■ **DATA TO USE**
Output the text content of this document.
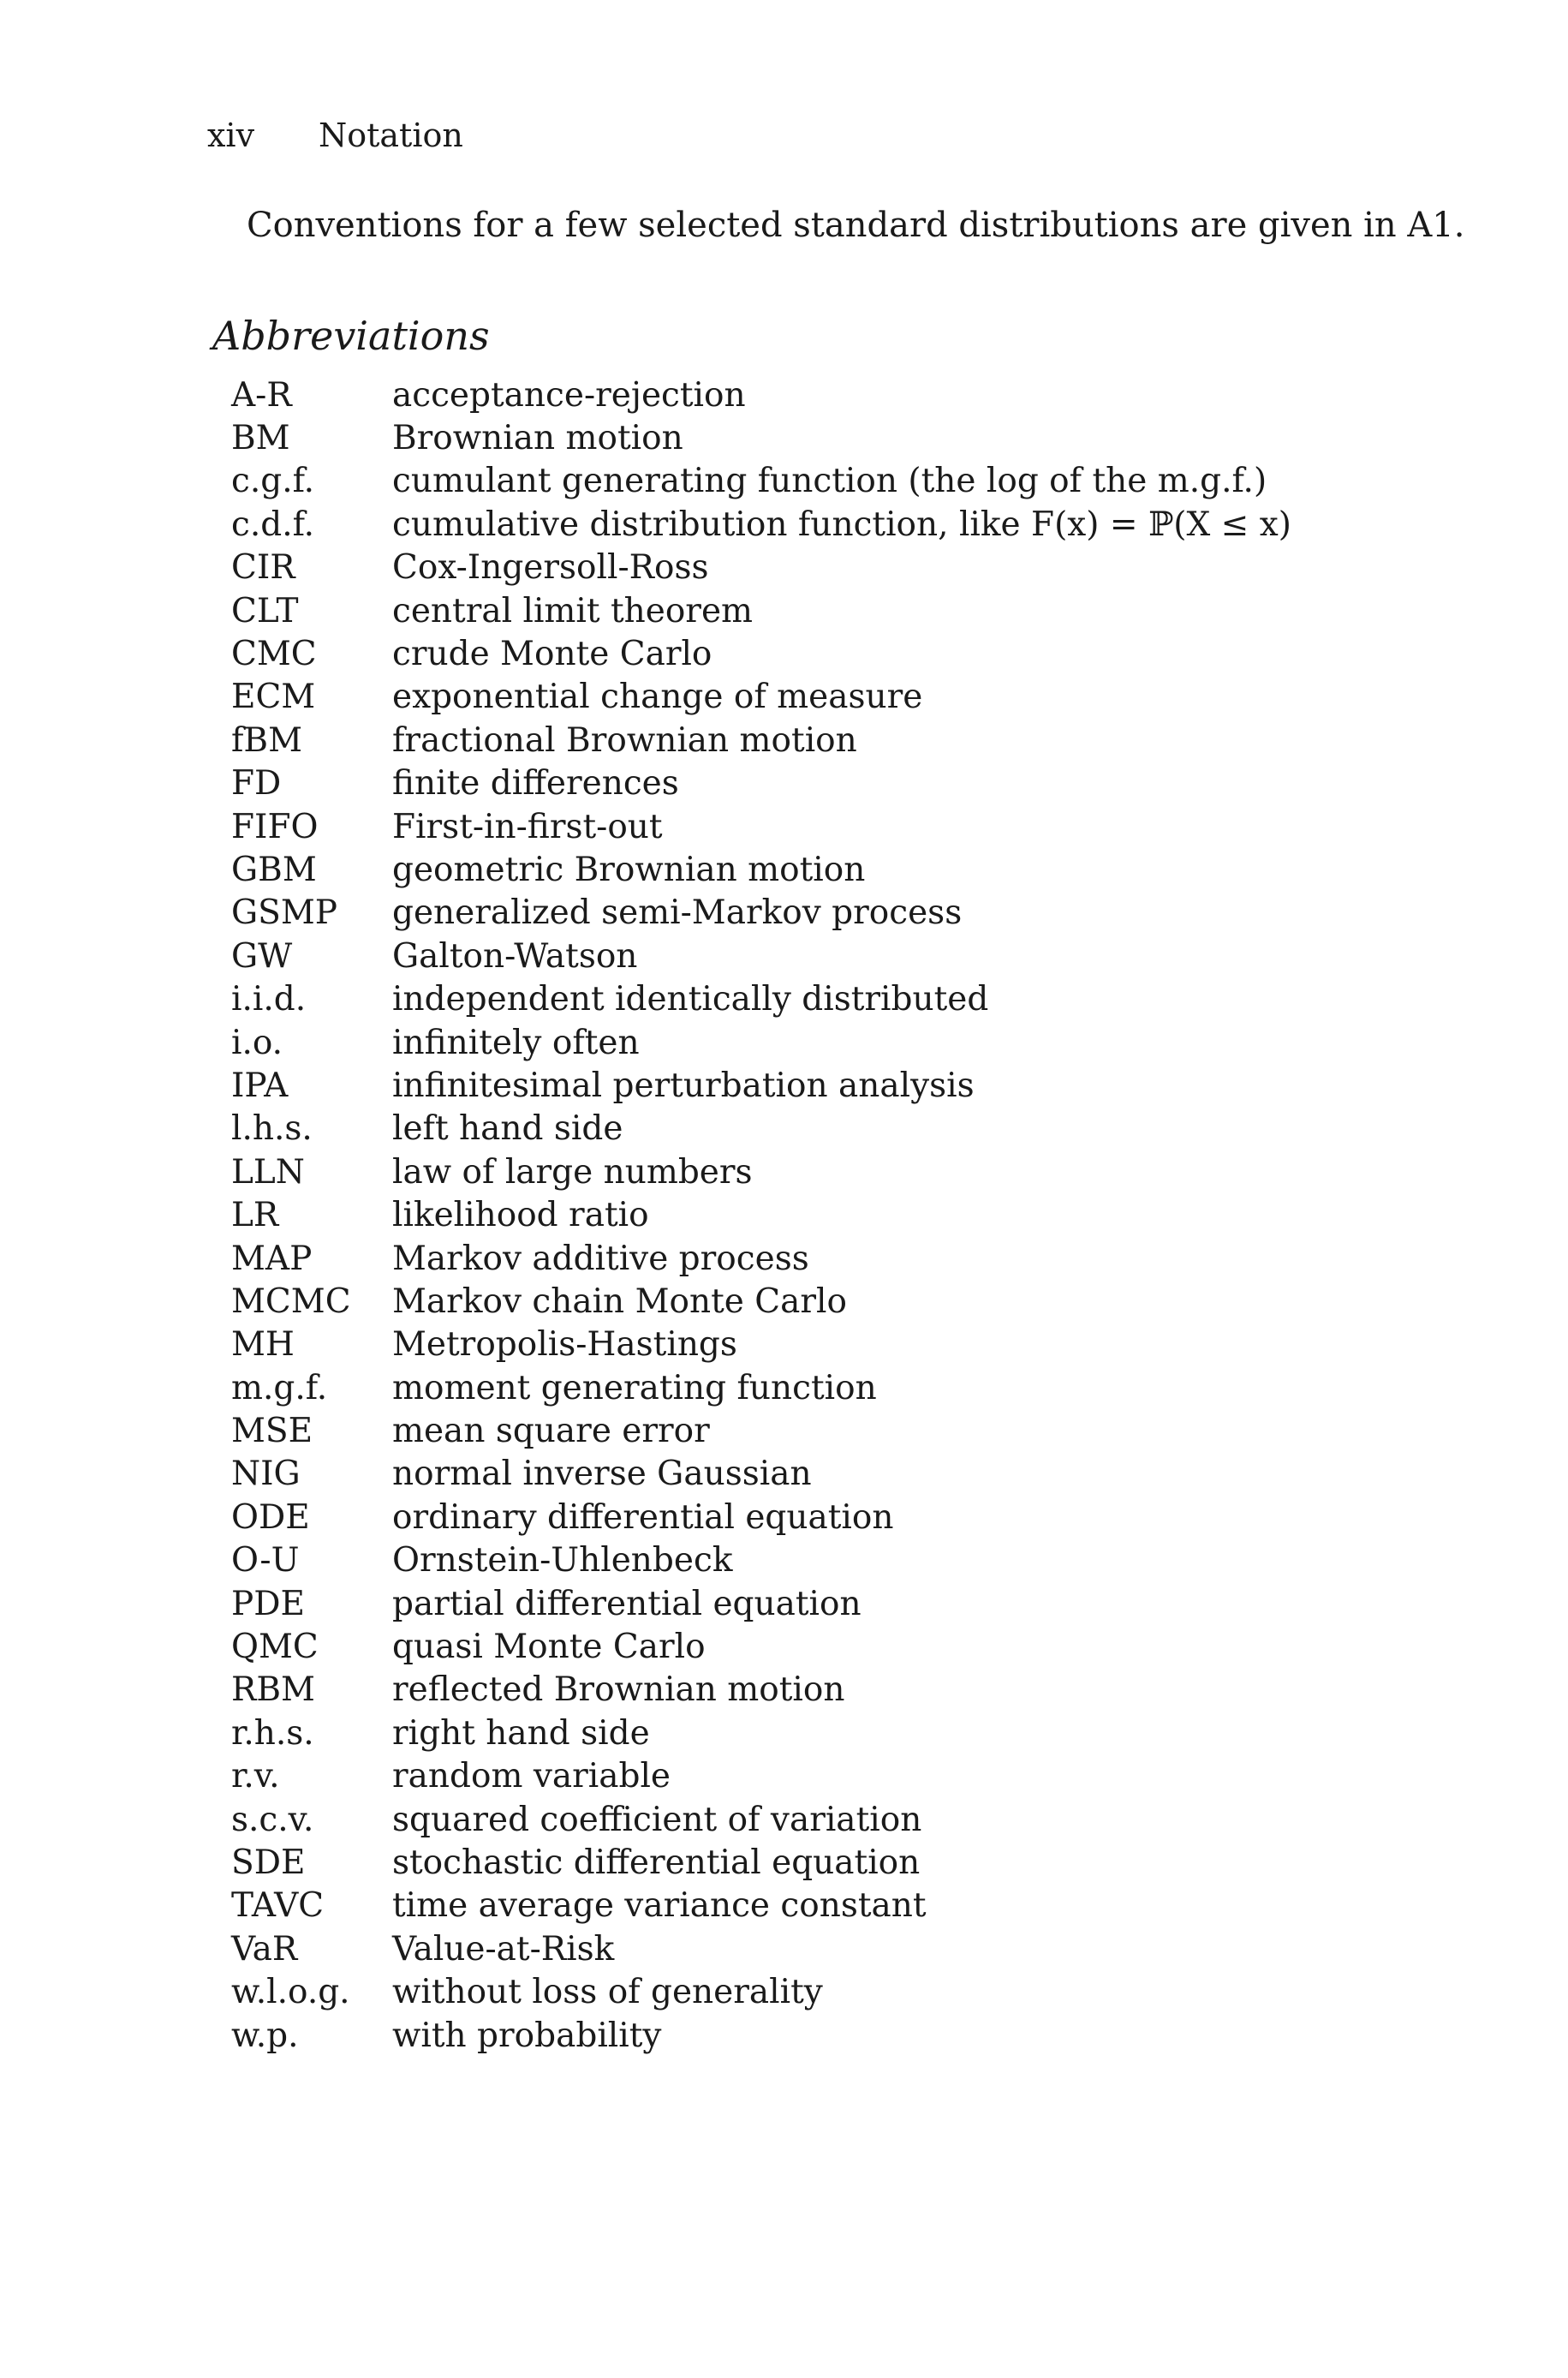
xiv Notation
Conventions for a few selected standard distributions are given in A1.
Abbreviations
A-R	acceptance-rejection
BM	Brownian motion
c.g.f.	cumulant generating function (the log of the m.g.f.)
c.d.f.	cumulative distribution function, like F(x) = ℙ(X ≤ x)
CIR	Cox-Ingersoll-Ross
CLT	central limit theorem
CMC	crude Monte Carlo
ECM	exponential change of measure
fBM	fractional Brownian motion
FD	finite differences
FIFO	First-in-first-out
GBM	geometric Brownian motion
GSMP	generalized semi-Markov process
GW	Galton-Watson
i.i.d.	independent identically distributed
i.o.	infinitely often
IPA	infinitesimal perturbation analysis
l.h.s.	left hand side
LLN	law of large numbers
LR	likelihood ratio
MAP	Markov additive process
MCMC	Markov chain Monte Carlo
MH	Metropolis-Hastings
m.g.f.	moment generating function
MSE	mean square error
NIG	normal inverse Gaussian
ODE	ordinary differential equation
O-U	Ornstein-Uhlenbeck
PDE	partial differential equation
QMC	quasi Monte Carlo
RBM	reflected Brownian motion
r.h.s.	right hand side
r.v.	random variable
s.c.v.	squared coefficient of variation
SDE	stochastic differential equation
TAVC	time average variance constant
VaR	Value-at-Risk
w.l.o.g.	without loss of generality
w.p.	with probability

■ **YOUR OBJECTIVE**
Quote the preceding listing precisely and completely, omitting its images.

■ **SOLUTION**
Output the text content of this document.
xiv Notation
Conventions for a few selected standard distributions are given in A1.
Abbreviations
A-R	acceptance-rejection
BM	Brownian motion
c.g.f.	cumulant generating function (the log of the m.g.f.)
c.d.f.	cumulative distribution function, like F(x) = ℙ(X ≤ x)
CIR	Cox-Ingersoll-Ross
CLT	central limit theorem
CMC	crude Monte Carlo
ECM	exponential change of measure
fBM	fractional Brownian motion
FD	finite differences
FIFO	First-in-first-out
GBM	geometric Brownian motion
GSMP	generalized semi-Markov process
GW	Galton-Watson
i.i.d.	independent identically distributed
i.o.	infinitely often
IPA	infinitesimal perturbation analysis
l.h.s.	left hand side
LLN	law of large numbers
LR	likelihood ratio
MAP	Markov additive process
MCMC	Markov chain Monte Carlo
MH	Metropolis-Hastings
m.g.f.	moment generating function
MSE	mean square error
NIG	normal inverse Gaussian
ODE	ordinary differential equation
O-U	Ornstein-Uhlenbeck
PDE	partial differential equation
QMC	quasi Monte Carlo
RBM	reflected Brownian motion
r.h.s.	right hand side
r.v.	random variable
s.c.v.	squared coefficient of variation
SDE	stochastic differential equation
TAVC	time average variance constant
VaR	Value-at-Risk
w.l.o.g.	without loss of generality
w.p.	with probability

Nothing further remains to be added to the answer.